Source records >>
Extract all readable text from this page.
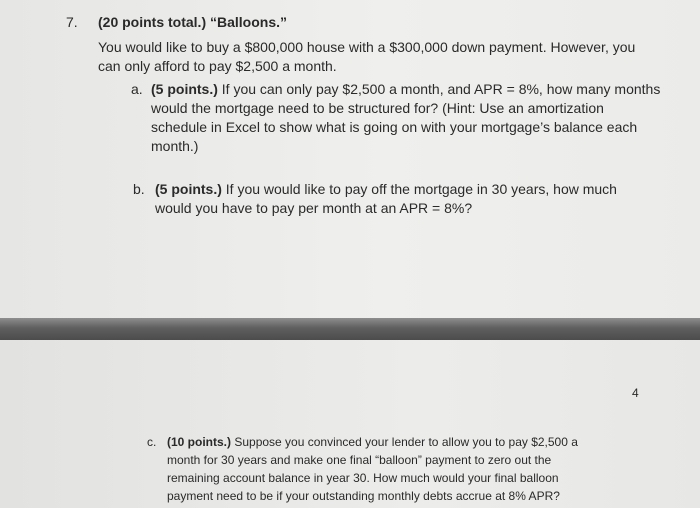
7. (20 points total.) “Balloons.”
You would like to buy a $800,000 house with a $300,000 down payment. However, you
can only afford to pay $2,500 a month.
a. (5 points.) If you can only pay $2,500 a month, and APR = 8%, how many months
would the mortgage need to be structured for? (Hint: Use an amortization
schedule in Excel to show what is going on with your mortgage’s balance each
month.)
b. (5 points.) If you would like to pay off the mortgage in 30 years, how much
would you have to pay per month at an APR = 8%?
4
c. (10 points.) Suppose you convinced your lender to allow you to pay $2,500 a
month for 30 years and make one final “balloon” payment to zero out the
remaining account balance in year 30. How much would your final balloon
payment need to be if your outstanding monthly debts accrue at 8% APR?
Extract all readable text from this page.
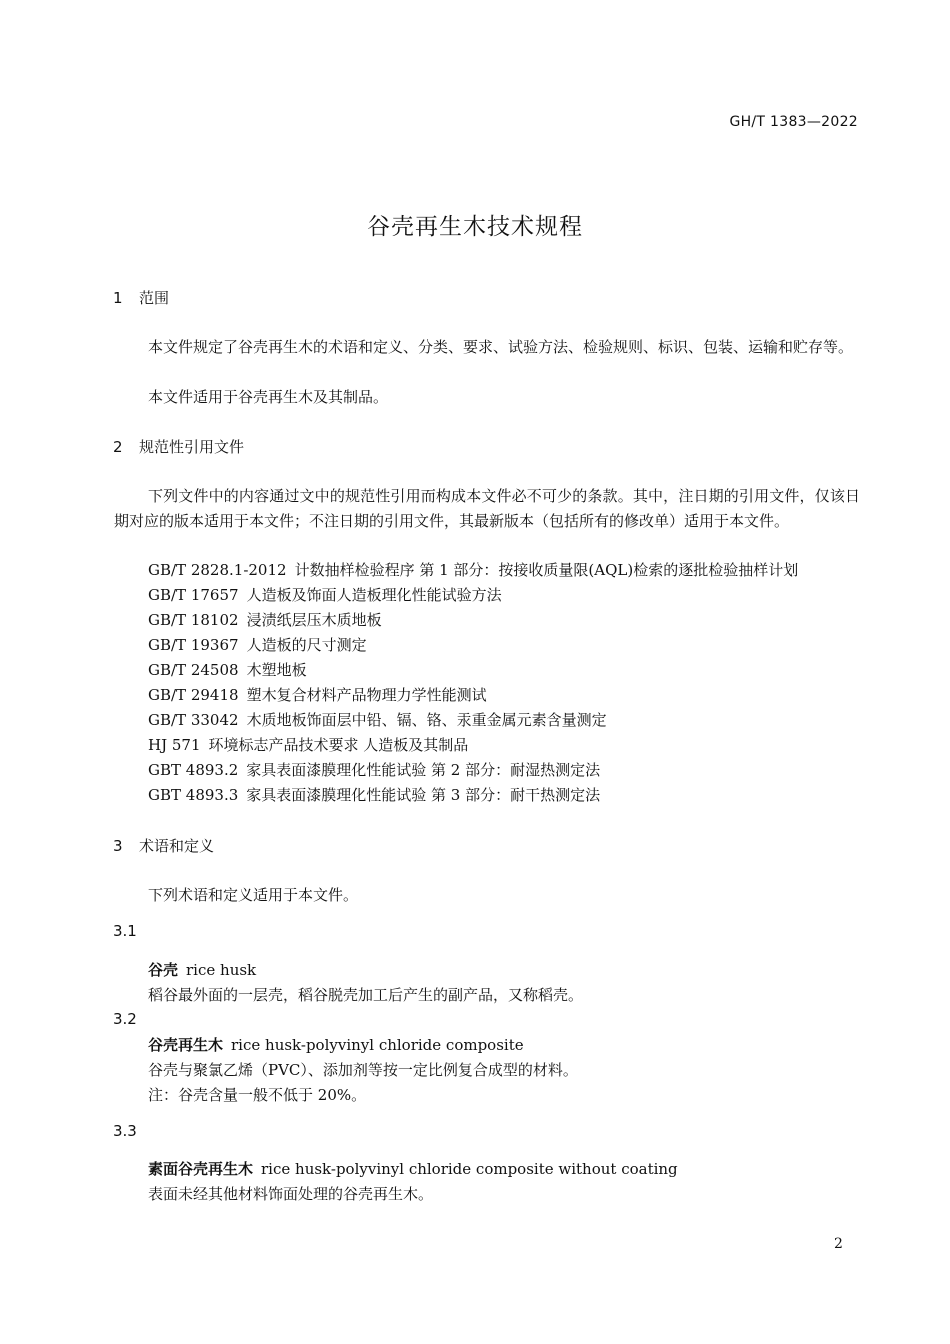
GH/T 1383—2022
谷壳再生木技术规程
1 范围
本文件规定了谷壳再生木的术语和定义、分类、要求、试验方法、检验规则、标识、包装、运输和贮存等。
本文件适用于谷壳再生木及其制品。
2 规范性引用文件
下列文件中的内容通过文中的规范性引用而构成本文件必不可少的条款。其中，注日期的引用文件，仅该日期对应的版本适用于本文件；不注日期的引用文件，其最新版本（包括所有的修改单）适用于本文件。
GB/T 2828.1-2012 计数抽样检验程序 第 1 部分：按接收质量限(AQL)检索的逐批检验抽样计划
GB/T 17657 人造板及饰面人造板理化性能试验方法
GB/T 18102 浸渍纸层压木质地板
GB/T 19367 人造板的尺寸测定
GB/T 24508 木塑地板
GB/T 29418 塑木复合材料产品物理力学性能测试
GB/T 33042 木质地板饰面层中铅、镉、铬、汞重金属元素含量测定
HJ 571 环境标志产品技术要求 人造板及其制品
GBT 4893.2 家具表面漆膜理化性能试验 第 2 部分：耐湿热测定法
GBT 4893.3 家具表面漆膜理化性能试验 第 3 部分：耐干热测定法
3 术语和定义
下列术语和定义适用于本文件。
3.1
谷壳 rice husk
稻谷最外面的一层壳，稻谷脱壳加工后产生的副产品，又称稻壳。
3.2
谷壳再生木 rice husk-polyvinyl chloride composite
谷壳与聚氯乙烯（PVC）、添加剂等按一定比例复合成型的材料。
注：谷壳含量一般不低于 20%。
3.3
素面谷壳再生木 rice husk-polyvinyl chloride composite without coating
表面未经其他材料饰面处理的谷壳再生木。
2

Challenge >> Working from the lines above, reproduce the material exactly and exclude its pictures.

Complete output >>
Extract all readable text from this page.
7. (20 points total.) “Balloons.”
You would like to buy a $800,000 house with a $300,000 down payment. However, you
can only afford to pay $2,500 a month.
a. (5 points.) If you can only pay $2,500 a month, and APR = 8%, how many months
would the mortgage need to be structured for? (Hint: Use an amortization
schedule in Excel to show what is going on with your mortgage’s balance each
month.)
b. (5 points.) If you would like to pay off the mortgage in 30 years, how much
would you have to pay per month at an APR = 8%?
4
c. (10 points.) Suppose you convinced your lender to allow you to pay $2,500 a
month for 30 years and make one final “balloon” payment to zero out the
remaining account balance in year 30. How much would your final balloon
payment need to be if your outstanding monthly debts accrue at 8% APR?
Extract all readable text from this page.
GH/T 1383—2022
谷壳再生木技术规程
1 范围
本文件规定了谷壳再生木的术语和定义、分类、要求、试验方法、检验规则、标识、包装、运输和贮存等。
本文件适用于谷壳再生木及其制品。
2 规范性引用文件
下列文件中的内容通过文中的规范性引用而构成本文件必不可少的条款。其中，注日期的引用文件，仅该日期对应的版本适用于本文件；不注日期的引用文件，其最新版本（包括所有的修改单）适用于本文件。
GB/T 2828.1-2012 计数抽样检验程序 第 1 部分：按接收质量限(AQL)检索的逐批检验抽样计划
GB/T 17657 人造板及饰面人造板理化性能试验方法
GB/T 18102 浸渍纸层压木质地板
GB/T 19367 人造板的尺寸测定
GB/T 24508 木塑地板
GB/T 29418 塑木复合材料产品物理力学性能测试
GB/T 33042 木质地板饰面层中铅、镉、铬、汞重金属元素含量测定
HJ 571 环境标志产品技术要求 人造板及其制品
GBT 4893.2 家具表面漆膜理化性能试验 第 2 部分：耐湿热测定法
GBT 4893.3 家具表面漆膜理化性能试验 第 3 部分：耐干热测定法
3 术语和定义
下列术语和定义适用于本文件。
3.1
谷壳 rice husk
稻谷最外面的一层壳，稻谷脱壳加工后产生的副产品，又称稻壳。
3.2
谷壳再生木 rice husk-polyvinyl chloride composite
谷壳与聚氯乙烯（PVC）、添加剂等按一定比例复合成型的材料。
注：谷壳含量一般不低于 20%。
3.3
素面谷壳再生木 rice husk-polyvinyl chloride composite without coating
表面未经其他材料饰面处理的谷壳再生木。
2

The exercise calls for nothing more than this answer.